What is expected
Copy every one of the records below line for line, without changing any characters, and leave out the picture.

--- start ---

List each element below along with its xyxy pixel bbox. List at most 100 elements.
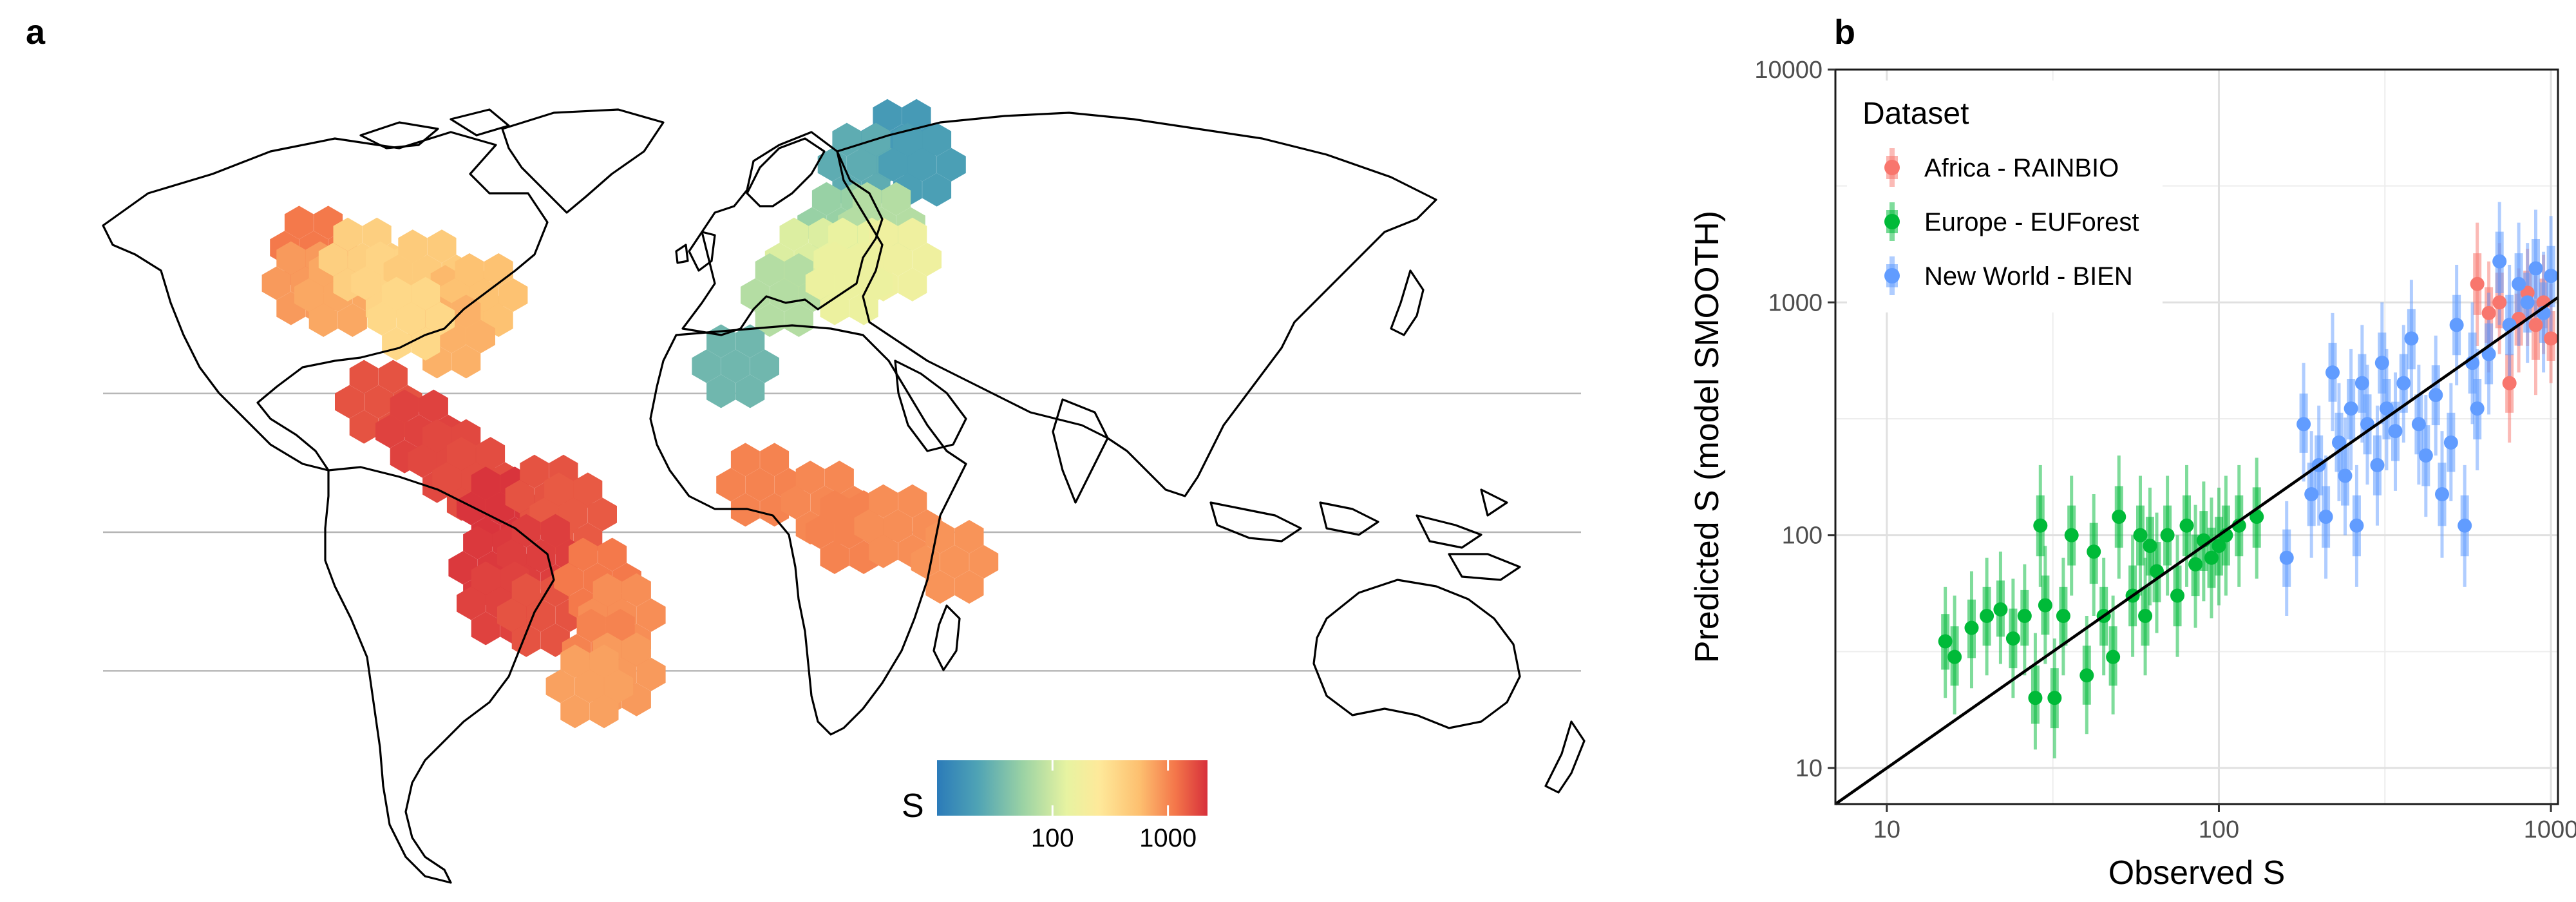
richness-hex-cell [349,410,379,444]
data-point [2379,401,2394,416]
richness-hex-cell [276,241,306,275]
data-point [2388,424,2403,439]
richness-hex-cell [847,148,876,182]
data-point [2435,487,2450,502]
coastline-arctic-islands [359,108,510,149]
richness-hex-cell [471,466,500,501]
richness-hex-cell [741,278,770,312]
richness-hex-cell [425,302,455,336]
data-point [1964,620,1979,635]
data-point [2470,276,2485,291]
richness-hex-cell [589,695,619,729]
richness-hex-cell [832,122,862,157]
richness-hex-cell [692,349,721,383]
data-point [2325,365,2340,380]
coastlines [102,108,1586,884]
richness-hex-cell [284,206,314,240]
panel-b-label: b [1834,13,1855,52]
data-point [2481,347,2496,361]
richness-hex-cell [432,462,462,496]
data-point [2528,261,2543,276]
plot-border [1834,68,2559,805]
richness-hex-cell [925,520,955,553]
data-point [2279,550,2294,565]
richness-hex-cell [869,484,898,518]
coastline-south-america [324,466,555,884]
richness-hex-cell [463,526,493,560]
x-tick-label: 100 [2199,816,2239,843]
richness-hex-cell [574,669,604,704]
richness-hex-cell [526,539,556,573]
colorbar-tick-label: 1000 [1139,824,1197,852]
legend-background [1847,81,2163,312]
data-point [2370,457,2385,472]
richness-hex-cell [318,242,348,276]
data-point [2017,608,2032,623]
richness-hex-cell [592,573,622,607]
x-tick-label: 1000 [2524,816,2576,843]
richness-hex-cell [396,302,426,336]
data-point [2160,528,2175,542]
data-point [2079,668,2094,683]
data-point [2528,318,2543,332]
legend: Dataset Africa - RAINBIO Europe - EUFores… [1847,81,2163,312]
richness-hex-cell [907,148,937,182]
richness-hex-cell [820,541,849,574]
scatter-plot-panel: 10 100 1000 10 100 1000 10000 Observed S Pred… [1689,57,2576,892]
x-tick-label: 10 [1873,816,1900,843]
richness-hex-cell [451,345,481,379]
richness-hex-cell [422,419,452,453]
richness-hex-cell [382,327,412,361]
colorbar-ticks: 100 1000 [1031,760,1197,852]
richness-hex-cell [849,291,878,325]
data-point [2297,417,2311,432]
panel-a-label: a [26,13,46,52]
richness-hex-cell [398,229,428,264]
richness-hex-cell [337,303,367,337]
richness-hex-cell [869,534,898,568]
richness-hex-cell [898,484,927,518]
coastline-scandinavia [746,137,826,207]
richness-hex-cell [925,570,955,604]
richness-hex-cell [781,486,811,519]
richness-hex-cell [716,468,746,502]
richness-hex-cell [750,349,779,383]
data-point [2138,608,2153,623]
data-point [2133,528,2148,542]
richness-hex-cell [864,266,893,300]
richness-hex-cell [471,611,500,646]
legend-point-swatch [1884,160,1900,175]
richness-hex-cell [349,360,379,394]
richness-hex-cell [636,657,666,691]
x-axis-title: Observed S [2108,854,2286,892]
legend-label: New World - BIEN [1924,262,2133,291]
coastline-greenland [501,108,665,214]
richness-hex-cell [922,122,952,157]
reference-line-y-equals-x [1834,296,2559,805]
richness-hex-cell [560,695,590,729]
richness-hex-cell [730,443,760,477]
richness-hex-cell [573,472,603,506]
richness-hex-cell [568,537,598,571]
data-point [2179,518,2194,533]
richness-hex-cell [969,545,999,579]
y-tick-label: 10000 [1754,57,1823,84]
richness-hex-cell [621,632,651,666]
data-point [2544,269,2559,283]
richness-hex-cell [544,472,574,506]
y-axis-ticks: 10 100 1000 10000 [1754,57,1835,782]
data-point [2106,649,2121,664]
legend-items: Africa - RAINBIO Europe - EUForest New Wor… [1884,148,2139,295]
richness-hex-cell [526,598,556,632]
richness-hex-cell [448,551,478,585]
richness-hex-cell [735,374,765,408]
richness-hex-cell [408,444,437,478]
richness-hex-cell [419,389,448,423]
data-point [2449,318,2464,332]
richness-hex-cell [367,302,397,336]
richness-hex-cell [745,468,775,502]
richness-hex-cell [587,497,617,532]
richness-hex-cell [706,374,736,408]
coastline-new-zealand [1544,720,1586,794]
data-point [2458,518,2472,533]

--- end ---

Exercise answer
List each element below along with its xyxy pixel bbox. List at most 100 elements.
richness-hex-cell [349,410,379,444]
data-point [2379,401,2394,416]
richness-hex-cell [276,241,306,275]
data-point [2388,424,2403,439]
richness-hex-cell [847,148,876,182]
data-point [2435,487,2450,502]
coastline-arctic-islands [359,108,510,149]
richness-hex-cell [471,466,500,501]
richness-hex-cell [741,278,770,312]
richness-hex-cell [425,302,455,336]
data-point [1964,620,1979,635]
data-point [2470,276,2485,291]
richness-hex-cell [589,695,619,729]
richness-hex-cell [832,122,862,157]
richness-hex-cell [692,349,721,383]
data-point [2325,365,2340,380]
coastlines [102,108,1586,884]
richness-hex-cell [284,206,314,240]
panel-b-label: b [1834,13,1855,52]
data-point [2481,347,2496,361]
richness-hex-cell [432,462,462,496]
data-point [2528,261,2543,276]
plot-border [1834,68,2559,805]
richness-hex-cell [925,520,955,553]
data-point [2279,550,2294,565]
richness-hex-cell [869,484,898,518]
coastline-south-america [324,466,555,884]
richness-hex-cell [463,526,493,560]
x-tick-label: 100 [2199,816,2239,843]
richness-hex-cell [574,669,604,704]
richness-hex-cell [526,539,556,573]
colorbar-tick-label: 1000 [1139,824,1197,852]
legend-background [1847,81,2163,312]
data-point [2370,457,2385,472]
richness-hex-cell [318,242,348,276]
data-point [2017,608,2032,623]
richness-hex-cell [592,573,622,607]
x-tick-label: 1000 [2524,816,2576,843]
richness-hex-cell [396,302,426,336]
data-point [2160,528,2175,542]
data-point [2079,668,2094,683]
data-point [2528,318,2543,332]
legend: Dataset Africa - RAINBIO Europe - EUFores… [1847,81,2163,312]
richness-hex-cell [907,148,937,182]
richness-hex-cell [820,541,849,574]
scatter-plot-panel: 10 100 1000 10 100 1000 10000 Observed S Pred… [1689,57,2576,892]
x-tick-label: 10 [1873,816,1900,843]
richness-hex-cell [451,345,481,379]
richness-hex-cell [422,419,452,453]
richness-hex-cell [382,327,412,361]
colorbar-ticks: 100 1000 [1031,760,1197,852]
richness-hex-cell [849,291,878,325]
data-point [2297,417,2311,432]
panel-a-label: a [26,13,46,52]
richness-hex-cell [398,229,428,264]
richness-hex-cell [337,303,367,337]
richness-hex-cell [869,534,898,568]
richness-hex-cell [898,484,927,518]
coastline-scandinavia [746,137,826,207]
richness-hex-cell [925,570,955,604]
richness-hex-cell [781,486,811,519]
richness-hex-cell [716,468,746,502]
richness-hex-cell [750,349,779,383]
data-point [2138,608,2153,623]
data-point [2133,528,2148,542]
richness-hex-cell [864,266,893,300]
richness-hex-cell [471,611,500,646]
legend-point-swatch [1884,160,1900,175]
richness-hex-cell [349,360,379,394]
richness-hex-cell [636,657,666,691]
x-axis-title: Observed S [2108,854,2286,892]
legend-label: New World - BIEN [1924,262,2133,291]
coastline-greenland [501,108,665,214]
richness-hex-cell [922,122,952,157]
reference-line-y-equals-x [1834,296,2559,805]
richness-hex-cell [560,695,590,729]
richness-hex-cell [730,443,760,477]
richness-hex-cell [573,472,603,506]
richness-hex-cell [568,537,598,571]
data-point [2179,518,2194,533]
richness-hex-cell [969,545,999,579]
y-tick-label: 10000 [1754,57,1823,84]
richness-hex-cell [621,632,651,666]
data-point [2544,269,2559,283]
richness-hex-cell [544,472,574,506]
y-axis-ticks: 10 100 1000 10000 [1754,57,1835,782]
data-point [2106,649,2121,664]
legend-items: Africa - RAINBIO Europe - EUForest New Wor… [1884,148,2139,295]
richness-hex-cell [526,598,556,632]
richness-hex-cell [448,551,478,585]
richness-hex-cell [735,374,765,408]
richness-hex-cell [408,444,437,478]
richness-hex-cell [419,389,448,423]
data-point [2449,318,2464,332]
richness-hex-cell [367,302,397,336]
richness-hex-cell [745,468,775,502]
richness-hex-cell [587,497,617,532]
richness-hex-cell [706,374,736,408]
coastline-new-zealand [1544,720,1586,794]
data-point [2458,518,2472,533]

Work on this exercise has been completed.